**Exercise details:**
Reproduce the material exactly, omitting nothing.

───── Provided data ─────

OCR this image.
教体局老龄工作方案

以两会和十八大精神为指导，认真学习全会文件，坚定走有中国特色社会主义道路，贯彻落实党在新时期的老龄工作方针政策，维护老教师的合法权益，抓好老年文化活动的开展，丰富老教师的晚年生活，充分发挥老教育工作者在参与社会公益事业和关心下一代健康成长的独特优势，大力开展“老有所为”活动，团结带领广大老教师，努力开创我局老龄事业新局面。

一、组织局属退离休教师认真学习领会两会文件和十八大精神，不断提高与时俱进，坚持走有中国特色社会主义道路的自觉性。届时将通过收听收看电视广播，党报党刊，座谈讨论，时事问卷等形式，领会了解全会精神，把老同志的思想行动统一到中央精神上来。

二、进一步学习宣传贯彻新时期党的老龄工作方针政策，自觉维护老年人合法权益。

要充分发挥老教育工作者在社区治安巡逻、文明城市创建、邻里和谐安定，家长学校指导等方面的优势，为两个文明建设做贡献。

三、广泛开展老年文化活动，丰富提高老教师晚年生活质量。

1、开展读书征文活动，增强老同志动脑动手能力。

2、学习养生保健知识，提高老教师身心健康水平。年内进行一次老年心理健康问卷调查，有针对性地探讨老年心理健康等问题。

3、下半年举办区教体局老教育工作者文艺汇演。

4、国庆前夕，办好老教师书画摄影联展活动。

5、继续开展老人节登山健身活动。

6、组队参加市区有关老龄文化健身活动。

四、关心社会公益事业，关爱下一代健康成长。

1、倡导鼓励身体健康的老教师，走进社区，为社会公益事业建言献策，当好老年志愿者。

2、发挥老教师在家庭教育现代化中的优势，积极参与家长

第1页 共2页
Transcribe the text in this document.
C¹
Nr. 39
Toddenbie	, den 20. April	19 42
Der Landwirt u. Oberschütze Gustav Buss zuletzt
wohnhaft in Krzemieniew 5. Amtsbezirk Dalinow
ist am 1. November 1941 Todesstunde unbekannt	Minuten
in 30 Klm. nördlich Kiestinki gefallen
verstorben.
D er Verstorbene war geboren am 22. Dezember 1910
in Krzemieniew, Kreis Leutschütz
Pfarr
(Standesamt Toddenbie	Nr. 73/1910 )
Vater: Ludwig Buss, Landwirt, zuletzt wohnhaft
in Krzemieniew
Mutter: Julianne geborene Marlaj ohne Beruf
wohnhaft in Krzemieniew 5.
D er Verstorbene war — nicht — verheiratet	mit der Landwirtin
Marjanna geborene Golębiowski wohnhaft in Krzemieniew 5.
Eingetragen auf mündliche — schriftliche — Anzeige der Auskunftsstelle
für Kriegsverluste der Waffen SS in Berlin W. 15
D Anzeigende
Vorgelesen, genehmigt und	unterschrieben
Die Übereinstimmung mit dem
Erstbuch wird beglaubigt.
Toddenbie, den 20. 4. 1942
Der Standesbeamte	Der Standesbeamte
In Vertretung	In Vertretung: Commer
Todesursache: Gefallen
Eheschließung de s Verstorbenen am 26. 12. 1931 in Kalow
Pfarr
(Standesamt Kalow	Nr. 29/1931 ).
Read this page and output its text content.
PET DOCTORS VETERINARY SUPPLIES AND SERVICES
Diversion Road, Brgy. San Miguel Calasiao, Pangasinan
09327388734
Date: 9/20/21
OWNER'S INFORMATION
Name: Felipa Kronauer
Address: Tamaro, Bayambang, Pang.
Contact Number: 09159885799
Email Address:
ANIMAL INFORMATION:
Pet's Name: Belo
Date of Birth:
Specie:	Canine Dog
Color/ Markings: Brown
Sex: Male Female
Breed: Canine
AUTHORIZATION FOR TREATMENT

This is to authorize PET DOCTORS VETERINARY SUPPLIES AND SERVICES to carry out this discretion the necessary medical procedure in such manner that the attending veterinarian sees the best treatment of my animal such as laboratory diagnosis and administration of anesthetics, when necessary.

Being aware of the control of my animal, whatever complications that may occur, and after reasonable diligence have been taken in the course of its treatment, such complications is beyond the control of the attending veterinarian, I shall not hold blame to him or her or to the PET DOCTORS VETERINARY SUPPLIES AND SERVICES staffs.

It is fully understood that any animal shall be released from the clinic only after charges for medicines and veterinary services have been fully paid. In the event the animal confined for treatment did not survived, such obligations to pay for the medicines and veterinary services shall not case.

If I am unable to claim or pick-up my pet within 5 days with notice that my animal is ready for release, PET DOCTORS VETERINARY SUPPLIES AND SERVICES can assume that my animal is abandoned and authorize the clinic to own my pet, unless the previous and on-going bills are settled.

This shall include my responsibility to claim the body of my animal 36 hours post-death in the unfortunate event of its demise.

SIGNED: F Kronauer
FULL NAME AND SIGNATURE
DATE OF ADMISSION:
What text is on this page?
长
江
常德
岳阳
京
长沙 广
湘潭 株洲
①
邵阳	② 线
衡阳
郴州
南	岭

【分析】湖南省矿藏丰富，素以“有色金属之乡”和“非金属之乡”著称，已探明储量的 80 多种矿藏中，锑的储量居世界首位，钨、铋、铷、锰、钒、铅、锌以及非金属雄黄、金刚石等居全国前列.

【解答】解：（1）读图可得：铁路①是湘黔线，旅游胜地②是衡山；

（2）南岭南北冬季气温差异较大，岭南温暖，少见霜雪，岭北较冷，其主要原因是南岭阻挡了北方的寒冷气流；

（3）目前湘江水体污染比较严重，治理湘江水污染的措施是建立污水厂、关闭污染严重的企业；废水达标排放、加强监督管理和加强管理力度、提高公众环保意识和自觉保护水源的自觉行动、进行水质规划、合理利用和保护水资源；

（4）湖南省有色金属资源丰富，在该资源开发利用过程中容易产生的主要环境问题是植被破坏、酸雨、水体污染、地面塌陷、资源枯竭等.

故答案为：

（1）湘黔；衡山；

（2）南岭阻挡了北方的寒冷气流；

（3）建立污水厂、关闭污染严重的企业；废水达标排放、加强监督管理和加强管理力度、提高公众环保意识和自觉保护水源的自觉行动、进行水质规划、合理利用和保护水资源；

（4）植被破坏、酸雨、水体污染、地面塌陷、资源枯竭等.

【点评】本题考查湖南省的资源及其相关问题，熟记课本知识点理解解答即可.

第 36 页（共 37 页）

─────

**Complete response:**
OCR this image.
教体局老龄工作方案

以两会和十八大精神为指导，认真学习全会文件，坚定走有中国特色社会主义道路，贯彻落实党在新时期的老龄工作方针政策，维护老教师的合法权益，抓好老年文化活动的开展，丰富老教师的晚年生活，充分发挥老教育工作者在参与社会公益事业和关心下一代健康成长的独特优势，大力开展“老有所为”活动，团结带领广大老教师，努力开创我局老龄事业新局面。

一、组织局属退离休教师认真学习领会两会文件和十八大精神，不断提高与时俱进，坚持走有中国特色社会主义道路的自觉性。届时将通过收听收看电视广播，党报党刊，座谈讨论，时事问卷等形式，领会了解全会精神，把老同志的思想行动统一到中央精神上来。

二、进一步学习宣传贯彻新时期党的老龄工作方针政策，自觉维护老年人合法权益。

要充分发挥老教育工作者在社区治安巡逻、文明城市创建、邻里和谐安定，家长学校指导等方面的优势，为两个文明建设做贡献。

三、广泛开展老年文化活动，丰富提高老教师晚年生活质量。

1、开展读书征文活动，增强老同志动脑动手能力。

2、学习养生保健知识，提高老教师身心健康水平。年内进行一次老年心理健康问卷调查，有针对性地探讨老年心理健康等问题。

3、下半年举办区教体局老教育工作者文艺汇演。

4、国庆前夕，办好老教师书画摄影联展活动。

5、继续开展老人节登山健身活动。

6、组队参加市区有关老龄文化健身活动。

四、关心社会公益事业，关爱下一代健康成长。

1、倡导鼓励身体健康的老教师，走进社区，为社会公益事业建言献策，当好老年志愿者。

2、发挥老教师在家庭教育现代化中的优势，积极参与家长

第1页 共2页
Transcribe the text in this document.
C¹
Nr. 39
Toddenbie	, den 20. April	19 42
Der Landwirt u. Oberschütze Gustav Buss zuletzt
wohnhaft in Krzemieniew 5. Amtsbezirk Dalinow
ist am 1. November 1941 Todesstunde unbekannt	Minuten
in 30 Klm. nördlich Kiestinki gefallen
verstorben.
D er Verstorbene war geboren am 22. Dezember 1910
in Krzemieniew, Kreis Leutschütz
Pfarr
(Standesamt Toddenbie	Nr. 73/1910 )
Vater: Ludwig Buss, Landwirt, zuletzt wohnhaft
in Krzemieniew
Mutter: Julianne geborene Marlaj ohne Beruf
wohnhaft in Krzemieniew 5.
D er Verstorbene war — nicht — verheiratet	mit der Landwirtin
Marjanna geborene Golębiowski wohnhaft in Krzemieniew 5.
Eingetragen auf mündliche — schriftliche — Anzeige der Auskunftsstelle
für Kriegsverluste der Waffen SS in Berlin W. 15
D Anzeigende
Vorgelesen, genehmigt und	unterschrieben
Die Übereinstimmung mit dem
Erstbuch wird beglaubigt.
Toddenbie, den 20. 4. 1942
Der Standesbeamte	Der Standesbeamte
In Vertretung	In Vertretung: Commer
Todesursache: Gefallen
Eheschließung de s Verstorbenen am 26. 12. 1931 in Kalow
Pfarr
(Standesamt Kalow	Nr. 29/1931 ).
Read this page and output its text content.
PET DOCTORS VETERINARY SUPPLIES AND SERVICES
Diversion Road, Brgy. San Miguel Calasiao, Pangasinan
09327388734
Date: 9/20/21
OWNER'S INFORMATION
Name: Felipa Kronauer
Address: Tamaro, Bayambang, Pang.
Contact Number: 09159885799
Email Address:
ANIMAL INFORMATION:
Pet's Name: Belo
Date of Birth:
Specie:	Canine Dog
Color/ Markings: Brown
Sex: Male Female
Breed: Canine
AUTHORIZATION FOR TREATMENT

This is to authorize PET DOCTORS VETERINARY SUPPLIES AND SERVICES to carry out this discretion the necessary medical procedure in such manner that the attending veterinarian sees the best treatment of my animal such as laboratory diagnosis and administration of anesthetics, when necessary.

Being aware of the control of my animal, whatever complications that may occur, and after reasonable diligence have been taken in the course of its treatment, such complications is beyond the control of the attending veterinarian, I shall not hold blame to him or her or to the PET DOCTORS VETERINARY SUPPLIES AND SERVICES staffs.

It is fully understood that any animal shall be released from the clinic only after charges for medicines and veterinary services have been fully paid. In the event the animal confined for treatment did not survived, such obligations to pay for the medicines and veterinary services shall not case.

If I am unable to claim or pick-up my pet within 5 days with notice that my animal is ready for release, PET DOCTORS VETERINARY SUPPLIES AND SERVICES can assume that my animal is abandoned and authorize the clinic to own my pet, unless the previous and on-going bills are settled.

This shall include my responsibility to claim the body of my animal 36 hours post-death in the unfortunate event of its demise.

SIGNED: F Kronauer
FULL NAME AND SIGNATURE
DATE OF ADMISSION:
What text is on this page?
长
江
常德
岳阳
京
长沙 广
湘潭 株洲
①
邵阳	② 线
衡阳
郴州
南	岭

【分析】湖南省矿藏丰富，素以“有色金属之乡”和“非金属之乡”著称，已探明储量的 80 多种矿藏中，锑的储量居世界首位，钨、铋、铷、锰、钒、铅、锌以及非金属雄黄、金刚石等居全国前列.

【解答】解：（1）读图可得：铁路①是湘黔线，旅游胜地②是衡山；

（2）南岭南北冬季气温差异较大，岭南温暖，少见霜雪，岭北较冷，其主要原因是南岭阻挡了北方的寒冷气流；

（3）目前湘江水体污染比较严重，治理湘江水污染的措施是建立污水厂、关闭污染严重的企业；废水达标排放、加强监督管理和加强管理力度、提高公众环保意识和自觉保护水源的自觉行动、进行水质规划、合理利用和保护水资源；

（4）湖南省有色金属资源丰富，在该资源开发利用过程中容易产生的主要环境问题是植被破坏、酸雨、水体污染、地面塌陷、资源枯竭等.

故答案为：

（1）湘黔；衡山；

（2）南岭阻挡了北方的寒冷气流；

（3）建立污水厂、关闭污染严重的企业；废水达标排放、加强监督管理和加强管理力度、提高公众环保意识和自觉保护水源的自觉行动、进行水质规划、合理利用和保护水资源；

（4）植被破坏、酸雨、水体污染、地面塌陷、资源枯竭等.

【点评】本题考查湖南省的资源及其相关问题，熟记课本知识点理解解答即可.

第 36 页（共 37 页）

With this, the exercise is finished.